## EXERCISE AIM:
Write out all records as given; omit images.

***** PROVIDED MATERIAL *****

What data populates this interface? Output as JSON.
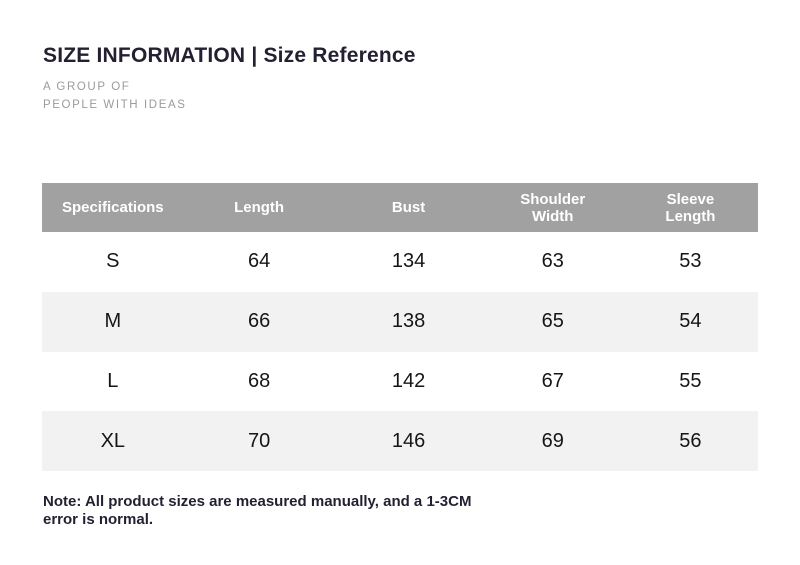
{
  "header": {
    "title": "SIZE INFORMATION | Size Reference",
    "tagline_line1": "A GROUP OF",
    "tagline_line2": "PEOPLE WITH IDEAS"
  },
  "chart_data": {
    "type": "table",
    "title": "SIZE INFORMATION | Size Reference",
    "columns": [
      "Specifications",
      "Length",
      "Bust",
      "Shoulder Width",
      "Sleeve Length"
    ],
    "rows": [
      [
        "S",
        "64",
        "134",
        "63",
        "53"
      ],
      [
        "M",
        "66",
        "138",
        "65",
        "54"
      ],
      [
        "L",
        "68",
        "142",
        "67",
        "55"
      ],
      [
        "XL",
        "70",
        "146",
        "69",
        "56"
      ]
    ],
    "layout": {
      "header_background": "#a1a1a1",
      "alternate_row_background": "#f2f2f2",
      "row_background": "#ffffff",
      "grid": "none"
    }
  },
  "note": {
    "text": "Note: All product sizes are measured manually, and a 1-3CM error is normal."
  },
  "colors": {
    "title_text": "#241f31",
    "tagline_text": "#9b9b9b",
    "table_header_bg": "#a1a1a1",
    "table_header_text": "#ffffff",
    "table_alt_row_bg": "#f2f2f2",
    "table_cell_text": "#161616",
    "note_text": "#241f31",
    "page_bg": "#ffffff"
  }
}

*****

## RESULT BELOW:
What data populates this interface? Output as JSON.
{
  "header": {
    "title": "SIZE INFORMATION | Size Reference",
    "tagline_line1": "A GROUP OF",
    "tagline_line2": "PEOPLE WITH IDEAS"
  },
  "chart_data": {
    "type": "table",
    "title": "SIZE INFORMATION | Size Reference",
    "columns": [
      "Specifications",
      "Length",
      "Bust",
      "Shoulder Width",
      "Sleeve Length"
    ],
    "rows": [
      [
        "S",
        "64",
        "134",
        "63",
        "53"
      ],
      [
        "M",
        "66",
        "138",
        "65",
        "54"
      ],
      [
        "L",
        "68",
        "142",
        "67",
        "55"
      ],
      [
        "XL",
        "70",
        "146",
        "69",
        "56"
      ]
    ],
    "layout": {
      "header_background": "#a1a1a1",
      "alternate_row_background": "#f2f2f2",
      "row_background": "#ffffff",
      "grid": "none"
    }
  },
  "note": {
    "text": "Note: All product sizes are measured manually, and a 1-3CM error is normal."
  },
  "colors": {
    "title_text": "#241f31",
    "tagline_text": "#9b9b9b",
    "table_header_bg": "#a1a1a1",
    "table_header_text": "#ffffff",
    "table_alt_row_bg": "#f2f2f2",
    "table_cell_text": "#161616",
    "note_text": "#241f31",
    "page_bg": "#ffffff"
  }
}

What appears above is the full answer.